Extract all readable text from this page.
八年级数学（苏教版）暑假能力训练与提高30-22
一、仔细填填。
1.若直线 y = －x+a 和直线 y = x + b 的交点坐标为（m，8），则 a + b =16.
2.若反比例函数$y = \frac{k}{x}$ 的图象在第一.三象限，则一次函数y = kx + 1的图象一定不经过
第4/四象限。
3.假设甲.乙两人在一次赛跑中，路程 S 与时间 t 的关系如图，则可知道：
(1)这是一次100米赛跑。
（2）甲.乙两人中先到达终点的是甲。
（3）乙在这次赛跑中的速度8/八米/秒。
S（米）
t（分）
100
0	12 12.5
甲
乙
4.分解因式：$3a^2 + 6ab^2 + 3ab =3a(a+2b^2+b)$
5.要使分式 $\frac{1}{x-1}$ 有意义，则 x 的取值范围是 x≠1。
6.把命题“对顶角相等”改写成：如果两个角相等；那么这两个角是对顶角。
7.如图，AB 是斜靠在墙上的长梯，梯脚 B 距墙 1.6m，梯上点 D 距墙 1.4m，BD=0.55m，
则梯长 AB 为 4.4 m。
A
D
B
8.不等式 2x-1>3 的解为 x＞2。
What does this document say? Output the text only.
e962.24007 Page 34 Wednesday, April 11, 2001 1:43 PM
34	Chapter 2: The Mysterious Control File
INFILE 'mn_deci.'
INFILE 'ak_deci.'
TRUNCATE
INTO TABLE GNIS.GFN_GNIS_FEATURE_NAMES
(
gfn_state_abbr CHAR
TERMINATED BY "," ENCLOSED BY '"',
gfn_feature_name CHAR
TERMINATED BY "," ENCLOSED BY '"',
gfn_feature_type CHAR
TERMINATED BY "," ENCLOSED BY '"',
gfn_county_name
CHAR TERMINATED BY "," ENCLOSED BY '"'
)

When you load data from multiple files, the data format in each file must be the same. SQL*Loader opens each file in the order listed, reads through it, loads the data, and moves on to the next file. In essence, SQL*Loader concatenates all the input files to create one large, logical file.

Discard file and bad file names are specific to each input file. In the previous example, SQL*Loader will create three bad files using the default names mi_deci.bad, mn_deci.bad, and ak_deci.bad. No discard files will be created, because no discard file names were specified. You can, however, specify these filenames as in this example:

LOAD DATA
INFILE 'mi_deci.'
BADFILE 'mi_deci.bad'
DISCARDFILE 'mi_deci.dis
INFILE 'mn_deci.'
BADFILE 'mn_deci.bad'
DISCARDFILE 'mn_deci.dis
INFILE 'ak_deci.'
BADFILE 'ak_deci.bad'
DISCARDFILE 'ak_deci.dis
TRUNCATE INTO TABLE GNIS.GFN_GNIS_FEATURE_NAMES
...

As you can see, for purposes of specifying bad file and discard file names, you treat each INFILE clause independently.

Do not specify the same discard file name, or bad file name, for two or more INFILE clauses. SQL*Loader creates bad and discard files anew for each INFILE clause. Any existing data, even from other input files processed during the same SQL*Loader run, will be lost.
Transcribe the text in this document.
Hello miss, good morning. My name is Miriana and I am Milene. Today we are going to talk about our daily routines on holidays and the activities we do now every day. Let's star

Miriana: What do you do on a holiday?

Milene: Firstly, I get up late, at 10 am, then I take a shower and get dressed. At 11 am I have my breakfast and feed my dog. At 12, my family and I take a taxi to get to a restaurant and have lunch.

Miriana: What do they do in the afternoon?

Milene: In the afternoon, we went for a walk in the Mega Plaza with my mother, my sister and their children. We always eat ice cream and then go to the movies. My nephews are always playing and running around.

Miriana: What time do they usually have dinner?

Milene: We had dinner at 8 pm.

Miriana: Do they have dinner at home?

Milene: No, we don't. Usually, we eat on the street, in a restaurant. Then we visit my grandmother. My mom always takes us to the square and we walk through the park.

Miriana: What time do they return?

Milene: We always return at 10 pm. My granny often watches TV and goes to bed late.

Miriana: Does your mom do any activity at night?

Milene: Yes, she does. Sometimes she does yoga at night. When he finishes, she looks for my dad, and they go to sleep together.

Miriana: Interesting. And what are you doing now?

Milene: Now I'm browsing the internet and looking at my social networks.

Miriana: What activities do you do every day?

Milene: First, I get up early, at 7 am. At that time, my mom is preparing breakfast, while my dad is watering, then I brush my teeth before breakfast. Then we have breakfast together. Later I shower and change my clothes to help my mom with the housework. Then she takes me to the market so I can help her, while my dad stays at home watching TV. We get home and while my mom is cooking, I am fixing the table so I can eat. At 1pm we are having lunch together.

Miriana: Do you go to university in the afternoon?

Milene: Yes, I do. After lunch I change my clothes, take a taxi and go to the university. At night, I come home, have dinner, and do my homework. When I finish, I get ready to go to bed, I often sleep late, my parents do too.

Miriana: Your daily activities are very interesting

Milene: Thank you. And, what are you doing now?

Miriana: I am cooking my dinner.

Directions for this task -
Return every record, word for word.

Result of this task -
Extract all readable text from this page.
八年级数学（苏教版）暑假能力训练与提高30-22
一、仔细填填。
1.若直线 y = －x+a 和直线 y = x + b 的交点坐标为（m，8），则 a + b =16.
2.若反比例函数$y = \frac{k}{x}$ 的图象在第一.三象限，则一次函数y = kx + 1的图象一定不经过
第4/四象限。
3.假设甲.乙两人在一次赛跑中，路程 S 与时间 t 的关系如图，则可知道：
(1)这是一次100米赛跑。
（2）甲.乙两人中先到达终点的是甲。
（3）乙在这次赛跑中的速度8/八米/秒。
S（米）
t（分）
100
0	12 12.5
甲
乙
4.分解因式：$3a^2 + 6ab^2 + 3ab =3a(a+2b^2+b)$
5.要使分式 $\frac{1}{x-1}$ 有意义，则 x 的取值范围是 x≠1。
6.把命题“对顶角相等”改写成：如果两个角相等；那么这两个角是对顶角。
7.如图，AB 是斜靠在墙上的长梯，梯脚 B 距墙 1.6m，梯上点 D 距墙 1.4m，BD=0.55m，
则梯长 AB 为 4.4 m。
A
D
B
8.不等式 2x-1>3 的解为 x＞2。
What does this document say? Output the text only.
e962.24007 Page 34 Wednesday, April 11, 2001 1:43 PM
34	Chapter 2: The Mysterious Control File
INFILE 'mn_deci.'
INFILE 'ak_deci.'
TRUNCATE
INTO TABLE GNIS.GFN_GNIS_FEATURE_NAMES
(
gfn_state_abbr CHAR
TERMINATED BY "," ENCLOSED BY '"',
gfn_feature_name CHAR
TERMINATED BY "," ENCLOSED BY '"',
gfn_feature_type CHAR
TERMINATED BY "," ENCLOSED BY '"',
gfn_county_name
CHAR TERMINATED BY "," ENCLOSED BY '"'
)

When you load data from multiple files, the data format in each file must be the same. SQL*Loader opens each file in the order listed, reads through it, loads the data, and moves on to the next file. In essence, SQL*Loader concatenates all the input files to create one large, logical file.

Discard file and bad file names are specific to each input file. In the previous example, SQL*Loader will create three bad files using the default names mi_deci.bad, mn_deci.bad, and ak_deci.bad. No discard files will be created, because no discard file names were specified. You can, however, specify these filenames as in this example:

LOAD DATA
INFILE 'mi_deci.'
BADFILE 'mi_deci.bad'
DISCARDFILE 'mi_deci.dis
INFILE 'mn_deci.'
BADFILE 'mn_deci.bad'
DISCARDFILE 'mn_deci.dis
INFILE 'ak_deci.'
BADFILE 'ak_deci.bad'
DISCARDFILE 'ak_deci.dis
TRUNCATE INTO TABLE GNIS.GFN_GNIS_FEATURE_NAMES
...

As you can see, for purposes of specifying bad file and discard file names, you treat each INFILE clause independently.

Do not specify the same discard file name, or bad file name, for two or more INFILE clauses. SQL*Loader creates bad and discard files anew for each INFILE clause. Any existing data, even from other input files processed during the same SQL*Loader run, will be lost.
Transcribe the text in this document.
Hello miss, good morning. My name is Miriana and I am Milene. Today we are going to talk about our daily routines on holidays and the activities we do now every day. Let's star

Miriana: What do you do on a holiday?

Milene: Firstly, I get up late, at 10 am, then I take a shower and get dressed. At 11 am I have my breakfast and feed my dog. At 12, my family and I take a taxi to get to a restaurant and have lunch.

Miriana: What do they do in the afternoon?

Milene: In the afternoon, we went for a walk in the Mega Plaza with my mother, my sister and their children. We always eat ice cream and then go to the movies. My nephews are always playing and running around.

Miriana: What time do they usually have dinner?

Milene: We had dinner at 8 pm.

Miriana: Do they have dinner at home?

Milene: No, we don't. Usually, we eat on the street, in a restaurant. Then we visit my grandmother. My mom always takes us to the square and we walk through the park.

Miriana: What time do they return?

Milene: We always return at 10 pm. My granny often watches TV and goes to bed late.

Miriana: Does your mom do any activity at night?

Milene: Yes, she does. Sometimes she does yoga at night. When he finishes, she looks for my dad, and they go to sleep together.

Miriana: Interesting. And what are you doing now?

Milene: Now I'm browsing the internet and looking at my social networks.

Miriana: What activities do you do every day?

Milene: First, I get up early, at 7 am. At that time, my mom is preparing breakfast, while my dad is watering, then I brush my teeth before breakfast. Then we have breakfast together. Later I shower and change my clothes to help my mom with the housework. Then she takes me to the market so I can help her, while my dad stays at home watching TV. We get home and while my mom is cooking, I am fixing the table so I can eat. At 1pm we are having lunch together.

Miriana: Do you go to university in the afternoon?

Milene: Yes, I do. After lunch I change my clothes, take a taxi and go to the university. At night, I come home, have dinner, and do my homework. When I finish, I get ready to go to bed, I often sleep late, my parents do too.

Miriana: Your daily activities are very interesting

Milene: Thank you. And, what are you doing now?

Miriana: I am cooking my dinner.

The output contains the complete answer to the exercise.